§ PROVIDED RECORDS
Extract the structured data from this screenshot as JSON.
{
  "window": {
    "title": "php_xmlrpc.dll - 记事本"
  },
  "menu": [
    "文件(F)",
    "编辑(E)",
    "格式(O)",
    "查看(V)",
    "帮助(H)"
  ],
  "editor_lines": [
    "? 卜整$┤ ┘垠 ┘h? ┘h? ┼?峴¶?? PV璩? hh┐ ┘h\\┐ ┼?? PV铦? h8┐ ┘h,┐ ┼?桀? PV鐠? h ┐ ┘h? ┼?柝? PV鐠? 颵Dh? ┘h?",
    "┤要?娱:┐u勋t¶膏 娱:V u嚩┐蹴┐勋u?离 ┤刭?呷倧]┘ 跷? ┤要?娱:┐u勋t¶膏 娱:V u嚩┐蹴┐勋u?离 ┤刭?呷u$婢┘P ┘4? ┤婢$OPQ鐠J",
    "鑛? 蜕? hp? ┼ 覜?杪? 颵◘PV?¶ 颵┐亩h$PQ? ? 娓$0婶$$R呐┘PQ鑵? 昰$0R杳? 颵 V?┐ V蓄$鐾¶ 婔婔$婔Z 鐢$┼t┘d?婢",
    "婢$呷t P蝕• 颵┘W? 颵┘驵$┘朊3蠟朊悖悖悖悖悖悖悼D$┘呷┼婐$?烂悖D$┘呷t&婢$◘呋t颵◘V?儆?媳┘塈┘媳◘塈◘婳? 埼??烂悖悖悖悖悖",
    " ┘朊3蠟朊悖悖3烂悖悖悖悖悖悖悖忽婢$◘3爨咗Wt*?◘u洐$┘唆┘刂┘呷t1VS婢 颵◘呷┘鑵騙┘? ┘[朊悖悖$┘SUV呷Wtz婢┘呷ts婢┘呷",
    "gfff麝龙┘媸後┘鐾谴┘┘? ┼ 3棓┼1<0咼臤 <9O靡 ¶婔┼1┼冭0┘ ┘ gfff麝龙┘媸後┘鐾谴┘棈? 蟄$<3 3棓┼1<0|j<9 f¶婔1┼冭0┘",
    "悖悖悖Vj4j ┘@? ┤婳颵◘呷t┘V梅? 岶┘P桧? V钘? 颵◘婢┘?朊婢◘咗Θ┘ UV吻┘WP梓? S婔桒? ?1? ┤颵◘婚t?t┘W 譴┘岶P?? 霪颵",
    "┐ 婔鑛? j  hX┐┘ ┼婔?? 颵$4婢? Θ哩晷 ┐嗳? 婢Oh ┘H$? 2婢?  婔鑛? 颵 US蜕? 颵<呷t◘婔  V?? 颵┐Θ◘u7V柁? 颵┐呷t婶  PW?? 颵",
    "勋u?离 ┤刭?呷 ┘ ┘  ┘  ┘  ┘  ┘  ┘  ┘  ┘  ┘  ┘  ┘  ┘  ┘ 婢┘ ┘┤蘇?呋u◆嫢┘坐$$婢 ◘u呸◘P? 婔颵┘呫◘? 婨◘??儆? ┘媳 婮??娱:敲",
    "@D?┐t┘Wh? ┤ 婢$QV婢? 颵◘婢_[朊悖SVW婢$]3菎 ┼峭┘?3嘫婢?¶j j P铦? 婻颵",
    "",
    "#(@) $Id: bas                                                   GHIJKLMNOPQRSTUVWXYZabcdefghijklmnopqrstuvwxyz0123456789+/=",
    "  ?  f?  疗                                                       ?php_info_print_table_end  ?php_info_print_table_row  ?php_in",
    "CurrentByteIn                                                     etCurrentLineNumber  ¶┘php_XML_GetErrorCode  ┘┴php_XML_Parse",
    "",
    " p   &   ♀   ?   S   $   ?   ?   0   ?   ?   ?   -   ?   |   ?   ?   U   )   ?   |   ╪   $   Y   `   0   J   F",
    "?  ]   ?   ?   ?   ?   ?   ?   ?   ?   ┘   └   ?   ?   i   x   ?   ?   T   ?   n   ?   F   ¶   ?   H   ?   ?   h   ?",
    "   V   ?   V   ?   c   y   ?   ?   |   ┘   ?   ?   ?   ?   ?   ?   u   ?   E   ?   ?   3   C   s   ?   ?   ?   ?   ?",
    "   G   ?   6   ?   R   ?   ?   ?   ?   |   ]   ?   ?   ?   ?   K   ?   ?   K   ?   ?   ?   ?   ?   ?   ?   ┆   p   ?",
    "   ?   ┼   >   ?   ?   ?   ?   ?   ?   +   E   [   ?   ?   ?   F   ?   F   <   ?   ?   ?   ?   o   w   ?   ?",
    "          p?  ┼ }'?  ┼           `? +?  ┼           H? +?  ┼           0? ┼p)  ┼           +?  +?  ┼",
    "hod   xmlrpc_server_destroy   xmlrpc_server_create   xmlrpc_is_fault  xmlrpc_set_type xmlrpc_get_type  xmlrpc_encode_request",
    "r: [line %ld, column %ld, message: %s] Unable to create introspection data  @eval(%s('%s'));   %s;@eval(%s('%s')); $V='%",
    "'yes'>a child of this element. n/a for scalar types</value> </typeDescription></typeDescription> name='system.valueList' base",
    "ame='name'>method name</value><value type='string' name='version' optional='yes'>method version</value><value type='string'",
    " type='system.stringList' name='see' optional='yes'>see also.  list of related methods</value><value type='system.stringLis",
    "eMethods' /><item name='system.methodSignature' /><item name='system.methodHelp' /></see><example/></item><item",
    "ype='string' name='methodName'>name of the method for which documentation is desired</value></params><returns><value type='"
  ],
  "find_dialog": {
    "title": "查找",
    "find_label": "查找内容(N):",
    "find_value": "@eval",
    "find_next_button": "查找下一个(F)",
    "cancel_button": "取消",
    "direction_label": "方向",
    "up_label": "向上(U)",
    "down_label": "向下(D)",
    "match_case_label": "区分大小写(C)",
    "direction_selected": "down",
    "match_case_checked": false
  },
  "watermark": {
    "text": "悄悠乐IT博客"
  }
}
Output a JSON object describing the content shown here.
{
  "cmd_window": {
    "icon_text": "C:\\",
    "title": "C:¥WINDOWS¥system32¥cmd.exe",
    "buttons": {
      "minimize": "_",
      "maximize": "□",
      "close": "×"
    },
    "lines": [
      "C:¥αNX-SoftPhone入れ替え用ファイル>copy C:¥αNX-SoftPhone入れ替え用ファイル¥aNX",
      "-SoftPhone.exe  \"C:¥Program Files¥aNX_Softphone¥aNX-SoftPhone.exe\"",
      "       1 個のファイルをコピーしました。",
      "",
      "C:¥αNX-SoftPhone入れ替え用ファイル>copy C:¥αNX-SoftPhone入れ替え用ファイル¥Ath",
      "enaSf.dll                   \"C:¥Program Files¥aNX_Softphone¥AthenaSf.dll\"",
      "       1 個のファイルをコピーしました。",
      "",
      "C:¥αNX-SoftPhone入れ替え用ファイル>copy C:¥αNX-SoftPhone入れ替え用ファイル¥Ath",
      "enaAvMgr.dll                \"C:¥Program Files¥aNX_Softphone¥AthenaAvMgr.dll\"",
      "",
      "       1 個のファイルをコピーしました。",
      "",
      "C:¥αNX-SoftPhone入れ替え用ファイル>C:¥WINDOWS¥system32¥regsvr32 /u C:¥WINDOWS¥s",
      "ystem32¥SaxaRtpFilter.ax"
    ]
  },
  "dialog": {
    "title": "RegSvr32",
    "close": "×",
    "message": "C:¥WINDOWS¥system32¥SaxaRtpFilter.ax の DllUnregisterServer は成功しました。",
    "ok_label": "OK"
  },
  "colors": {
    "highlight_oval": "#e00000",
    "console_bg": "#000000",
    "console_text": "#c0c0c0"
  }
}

§ INSTRUCTIONS TO FOLLOW
Copy each record from above without leaving any out.

§ EXERCISE SOLUTION
Extract the structured data from this screenshot as JSON.
{
  "window": {
    "title": "php_xmlrpc.dll - 记事本"
  },
  "menu": [
    "文件(F)",
    "编辑(E)",
    "格式(O)",
    "查看(V)",
    "帮助(H)"
  ],
  "editor_lines": [
    "? 卜整$┤ ┘垠 ┘h? ┘h? ┼?峴¶?? PV璩? hh┐ ┘h\\┐ ┼?? PV铦? h8┐ ┘h,┐ ┼?桀? PV鐠? h ┐ ┘h? ┼?柝? PV鐠? 颵Dh? ┘h?",
    "┤要?娱:┐u勋t¶膏 娱:V u嚩┐蹴┐勋u?离 ┤刭?呷倧]┘ 跷? ┤要?娱:┐u勋t¶膏 娱:V u嚩┐蹴┐勋u?离 ┤刭?呷u$婢┘P ┘4? ┤婢$OPQ鐠J",
    "鑛? 蜕? hp? ┼ 覜?杪? 颵◘PV?¶ 颵┐亩h$PQ? ? 娓$0婶$$R呐┘PQ鑵? 昰$0R杳? 颵 V?┐ V蓄$鐾¶ 婔婔$婔Z 鐢$┼t┘d?婢",
    "婢$呷t P蝕• 颵┘W? 颵┘驵$┘朊3蠟朊悖悖悖悖悖悖悼D$┘呷┼婐$?烂悖D$┘呷t&婢$◘呋t颵◘V?儆?媳┘塈┘媳◘塈◘婳? 埼??烂悖悖悖悖悖",
    " ┘朊3蠟朊悖悖3烂悖悖悖悖悖悖悖忽婢$◘3爨咗Wt*?◘u洐$┘唆┘刂┘呷t1VS婢 颵◘呷┘鑵騙┘? ┘[朊悖悖$┘SUV呷Wtz婢┘呷ts婢┘呷",
    "gfff麝龙┘媸後┘鐾谴┘┘? ┼ 3棓┼1<0咼臤 <9O靡 ¶婔┼1┼冭0┘ ┘ gfff麝龙┘媸後┘鐾谴┘棈? 蟄$<3 3棓┼1<0|j<9 f¶婔1┼冭0┘",
    "悖悖悖Vj4j ┘@? ┤婳颵◘呷t┘V梅? 岶┘P桧? V钘? 颵◘婢┘?朊婢◘咗Θ┘ UV吻┘WP梓? S婔桒? ?1? ┤颵◘婚t?t┘W 譴┘岶P?? 霪颵",
    "┐ 婔鑛? j  hX┐┘ ┼婔?? 颵$4婢? Θ哩晷 ┐嗳? 婢Oh ┘H$? 2婢?  婔鑛? 颵 US蜕? 颵<呷t◘婔  V?? 颵┐Θ◘u7V柁? 颵┐呷t婶  PW?? 颵",
    "勋u?离 ┤刭?呷 ┘ ┘  ┘  ┘  ┘  ┘  ┘  ┘  ┘  ┘  ┘  ┘  ┘  ┘ 婢┘ ┘┤蘇?呋u◆嫢┘坐$$婢 ◘u呸◘P? 婔颵┘呫◘? 婨◘??儆? ┘媳 婮??娱:敲",
    "@D?┐t┘Wh? ┤ 婢$QV婢? 颵◘婢_[朊悖SVW婢$]3菎 ┼峭┘?3嘫婢?¶j j P铦? 婻颵",
    "",
    "#(@) $Id: bas                                                   GHIJKLMNOPQRSTUVWXYZabcdefghijklmnopqrstuvwxyz0123456789+/=",
    "  ?  f?  疗                                                       ?php_info_print_table_end  ?php_info_print_table_row  ?php_in",
    "CurrentByteIn                                                     etCurrentLineNumber  ¶┘php_XML_GetErrorCode  ┘┴php_XML_Parse",
    "",
    " p   &   ♀   ?   S   $   ?   ?   0   ?   ?   ?   -   ?   |   ?   ?   U   )   ?   |   ╪   $   Y   `   0   J   F",
    "?  ]   ?   ?   ?   ?   ?   ?   ?   ?   ┘   └   ?   ?   i   x   ?   ?   T   ?   n   ?   F   ¶   ?   H   ?   ?   h   ?",
    "   V   ?   V   ?   c   y   ?   ?   |   ┘   ?   ?   ?   ?   ?   ?   u   ?   E   ?   ?   3   C   s   ?   ?   ?   ?   ?",
    "   G   ?   6   ?   R   ?   ?   ?   ?   |   ]   ?   ?   ?   ?   K   ?   ?   K   ?   ?   ?   ?   ?   ?   ?   ┆   p   ?",
    "   ?   ┼   >   ?   ?   ?   ?   ?   ?   +   E   [   ?   ?   ?   F   ?   F   <   ?   ?   ?   ?   o   w   ?   ?",
    "          p?  ┼ }'?  ┼           `? +?  ┼           H? +?  ┼           0? ┼p)  ┼           +?  +?  ┼",
    "hod   xmlrpc_server_destroy   xmlrpc_server_create   xmlrpc_is_fault  xmlrpc_set_type xmlrpc_get_type  xmlrpc_encode_request",
    "r: [line %ld, column %ld, message: %s] Unable to create introspection data  @eval(%s('%s'));   %s;@eval(%s('%s')); $V='%",
    "'yes'>a child of this element. n/a for scalar types</value> </typeDescription></typeDescription> name='system.valueList' base",
    "ame='name'>method name</value><value type='string' name='version' optional='yes'>method version</value><value type='string'",
    " type='system.stringList' name='see' optional='yes'>see also.  list of related methods</value><value type='system.stringLis",
    "eMethods' /><item name='system.methodSignature' /><item name='system.methodHelp' /></see><example/></item><item",
    "ype='string' name='methodName'>name of the method for which documentation is desired</value></params><returns><value type='"
  ],
  "find_dialog": {
    "title": "查找",
    "find_label": "查找内容(N):",
    "find_value": "@eval",
    "find_next_button": "查找下一个(F)",
    "cancel_button": "取消",
    "direction_label": "方向",
    "up_label": "向上(U)",
    "down_label": "向下(D)",
    "match_case_label": "区分大小写(C)",
    "direction_selected": "down",
    "match_case_checked": false
  },
  "watermark": {
    "text": "悄悠乐IT博客"
  }
}
Output a JSON object describing the content shown here.
{
  "cmd_window": {
    "icon_text": "C:\\",
    "title": "C:¥WINDOWS¥system32¥cmd.exe",
    "buttons": {
      "minimize": "_",
      "maximize": "□",
      "close": "×"
    },
    "lines": [
      "C:¥αNX-SoftPhone入れ替え用ファイル>copy C:¥αNX-SoftPhone入れ替え用ファイル¥aNX",
      "-SoftPhone.exe  \"C:¥Program Files¥aNX_Softphone¥aNX-SoftPhone.exe\"",
      "       1 個のファイルをコピーしました。",
      "",
      "C:¥αNX-SoftPhone入れ替え用ファイル>copy C:¥αNX-SoftPhone入れ替え用ファイル¥Ath",
      "enaSf.dll                   \"C:¥Program Files¥aNX_Softphone¥AthenaSf.dll\"",
      "       1 個のファイルをコピーしました。",
      "",
      "C:¥αNX-SoftPhone入れ替え用ファイル>copy C:¥αNX-SoftPhone入れ替え用ファイル¥Ath",
      "enaAvMgr.dll                \"C:¥Program Files¥aNX_Softphone¥AthenaAvMgr.dll\"",
      "",
      "       1 個のファイルをコピーしました。",
      "",
      "C:¥αNX-SoftPhone入れ替え用ファイル>C:¥WINDOWS¥system32¥regsvr32 /u C:¥WINDOWS¥s",
      "ystem32¥SaxaRtpFilter.ax"
    ]
  },
  "dialog": {
    "title": "RegSvr32",
    "close": "×",
    "message": "C:¥WINDOWS¥system32¥SaxaRtpFilter.ax の DllUnregisterServer は成功しました。",
    "ok_label": "OK"
  },
  "colors": {
    "highlight_oval": "#e00000",
    "console_bg": "#000000",
    "console_text": "#c0c0c0"
  }
}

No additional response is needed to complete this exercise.